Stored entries
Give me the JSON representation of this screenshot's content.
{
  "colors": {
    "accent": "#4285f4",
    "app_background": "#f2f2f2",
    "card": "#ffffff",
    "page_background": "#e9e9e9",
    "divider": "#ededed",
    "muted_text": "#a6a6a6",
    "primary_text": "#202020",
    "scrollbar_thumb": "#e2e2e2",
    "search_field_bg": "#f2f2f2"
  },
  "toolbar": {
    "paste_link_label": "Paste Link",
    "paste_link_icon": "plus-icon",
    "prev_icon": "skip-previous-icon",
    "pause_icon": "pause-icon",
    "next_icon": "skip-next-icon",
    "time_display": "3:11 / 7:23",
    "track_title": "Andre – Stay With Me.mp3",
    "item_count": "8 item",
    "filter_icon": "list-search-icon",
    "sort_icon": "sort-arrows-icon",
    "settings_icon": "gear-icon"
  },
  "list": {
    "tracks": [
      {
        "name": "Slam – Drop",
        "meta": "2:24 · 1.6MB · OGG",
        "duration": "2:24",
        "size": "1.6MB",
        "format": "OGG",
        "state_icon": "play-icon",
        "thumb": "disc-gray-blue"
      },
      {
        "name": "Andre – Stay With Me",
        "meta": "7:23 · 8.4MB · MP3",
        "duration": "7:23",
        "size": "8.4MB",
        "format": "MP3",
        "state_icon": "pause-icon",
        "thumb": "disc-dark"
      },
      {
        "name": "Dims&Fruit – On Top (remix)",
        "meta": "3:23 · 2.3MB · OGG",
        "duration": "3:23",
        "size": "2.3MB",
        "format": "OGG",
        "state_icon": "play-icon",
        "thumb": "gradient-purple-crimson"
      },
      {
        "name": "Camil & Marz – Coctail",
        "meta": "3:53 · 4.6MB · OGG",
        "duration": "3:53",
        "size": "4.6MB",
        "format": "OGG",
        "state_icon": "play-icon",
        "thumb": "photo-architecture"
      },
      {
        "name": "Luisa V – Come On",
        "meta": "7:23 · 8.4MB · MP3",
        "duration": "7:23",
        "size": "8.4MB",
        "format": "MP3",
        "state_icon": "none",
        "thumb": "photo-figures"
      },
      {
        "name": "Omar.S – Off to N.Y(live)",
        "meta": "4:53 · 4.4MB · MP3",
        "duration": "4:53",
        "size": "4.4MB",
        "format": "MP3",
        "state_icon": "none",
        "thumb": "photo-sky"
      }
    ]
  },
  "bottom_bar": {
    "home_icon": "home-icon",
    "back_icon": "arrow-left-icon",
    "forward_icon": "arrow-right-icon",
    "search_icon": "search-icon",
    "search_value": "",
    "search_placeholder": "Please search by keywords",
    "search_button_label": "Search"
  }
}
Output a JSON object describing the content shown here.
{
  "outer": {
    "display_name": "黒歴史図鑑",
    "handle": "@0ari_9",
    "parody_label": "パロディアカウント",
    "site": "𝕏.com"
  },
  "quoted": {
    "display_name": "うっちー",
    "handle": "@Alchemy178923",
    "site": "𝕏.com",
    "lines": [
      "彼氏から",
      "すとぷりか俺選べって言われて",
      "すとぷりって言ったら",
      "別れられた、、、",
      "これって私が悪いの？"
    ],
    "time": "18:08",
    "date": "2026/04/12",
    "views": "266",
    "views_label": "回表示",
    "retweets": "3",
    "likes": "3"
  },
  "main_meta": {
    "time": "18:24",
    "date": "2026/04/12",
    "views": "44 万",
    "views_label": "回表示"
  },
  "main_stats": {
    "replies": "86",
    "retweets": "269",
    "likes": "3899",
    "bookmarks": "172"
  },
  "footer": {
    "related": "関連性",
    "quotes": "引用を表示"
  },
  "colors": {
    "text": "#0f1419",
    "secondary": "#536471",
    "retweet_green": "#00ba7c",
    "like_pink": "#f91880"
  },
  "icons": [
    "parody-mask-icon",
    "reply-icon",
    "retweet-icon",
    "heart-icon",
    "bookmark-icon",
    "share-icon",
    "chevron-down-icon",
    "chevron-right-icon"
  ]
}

- _Written instruction_
Output all of the material, please, exactly as it stands.

- _Expected output_
Give me the JSON representation of this screenshot's content.
{
  "colors": {
    "accent": "#4285f4",
    "app_background": "#f2f2f2",
    "card": "#ffffff",
    "page_background": "#e9e9e9",
    "divider": "#ededed",
    "muted_text": "#a6a6a6",
    "primary_text": "#202020",
    "scrollbar_thumb": "#e2e2e2",
    "search_field_bg": "#f2f2f2"
  },
  "toolbar": {
    "paste_link_label": "Paste Link",
    "paste_link_icon": "plus-icon",
    "prev_icon": "skip-previous-icon",
    "pause_icon": "pause-icon",
    "next_icon": "skip-next-icon",
    "time_display": "3:11 / 7:23",
    "track_title": "Andre – Stay With Me.mp3",
    "item_count": "8 item",
    "filter_icon": "list-search-icon",
    "sort_icon": "sort-arrows-icon",
    "settings_icon": "gear-icon"
  },
  "list": {
    "tracks": [
      {
        "name": "Slam – Drop",
        "meta": "2:24 · 1.6MB · OGG",
        "duration": "2:24",
        "size": "1.6MB",
        "format": "OGG",
        "state_icon": "play-icon",
        "thumb": "disc-gray-blue"
      },
      {
        "name": "Andre – Stay With Me",
        "meta": "7:23 · 8.4MB · MP3",
        "duration": "7:23",
        "size": "8.4MB",
        "format": "MP3",
        "state_icon": "pause-icon",
        "thumb": "disc-dark"
      },
      {
        "name": "Dims&Fruit – On Top (remix)",
        "meta": "3:23 · 2.3MB · OGG",
        "duration": "3:23",
        "size": "2.3MB",
        "format": "OGG",
        "state_icon": "play-icon",
        "thumb": "gradient-purple-crimson"
      },
      {
        "name": "Camil & Marz – Coctail",
        "meta": "3:53 · 4.6MB · OGG",
        "duration": "3:53",
        "size": "4.6MB",
        "format": "OGG",
        "state_icon": "play-icon",
        "thumb": "photo-architecture"
      },
      {
        "name": "Luisa V – Come On",
        "meta": "7:23 · 8.4MB · MP3",
        "duration": "7:23",
        "size": "8.4MB",
        "format": "MP3",
        "state_icon": "none",
        "thumb": "photo-figures"
      },
      {
        "name": "Omar.S – Off to N.Y(live)",
        "meta": "4:53 · 4.4MB · MP3",
        "duration": "4:53",
        "size": "4.4MB",
        "format": "MP3",
        "state_icon": "none",
        "thumb": "photo-sky"
      }
    ]
  },
  "bottom_bar": {
    "home_icon": "home-icon",
    "back_icon": "arrow-left-icon",
    "forward_icon": "arrow-right-icon",
    "search_icon": "search-icon",
    "search_value": "",
    "search_placeholder": "Please search by keywords",
    "search_button_label": "Search"
  }
}
Output a JSON object describing the content shown here.
{
  "outer": {
    "display_name": "黒歴史図鑑",
    "handle": "@0ari_9",
    "parody_label": "パロディアカウント",
    "site": "𝕏.com"
  },
  "quoted": {
    "display_name": "うっちー",
    "handle": "@Alchemy178923",
    "site": "𝕏.com",
    "lines": [
      "彼氏から",
      "すとぷりか俺選べって言われて",
      "すとぷりって言ったら",
      "別れられた、、、",
      "これって私が悪いの？"
    ],
    "time": "18:08",
    "date": "2026/04/12",
    "views": "266",
    "views_label": "回表示",
    "retweets": "3",
    "likes": "3"
  },
  "main_meta": {
    "time": "18:24",
    "date": "2026/04/12",
    "views": "44 万",
    "views_label": "回表示"
  },
  "main_stats": {
    "replies": "86",
    "retweets": "269",
    "likes": "3899",
    "bookmarks": "172"
  },
  "footer": {
    "related": "関連性",
    "quotes": "引用を表示"
  },
  "colors": {
    "text": "#0f1419",
    "secondary": "#536471",
    "retweet_green": "#00ba7c",
    "like_pink": "#f91880"
  },
  "icons": [
    "parody-mask-icon",
    "reply-icon",
    "retweet-icon",
    "heart-icon",
    "bookmark-icon",
    "share-icon",
    "chevron-down-icon",
    "chevron-right-icon"
  ]
}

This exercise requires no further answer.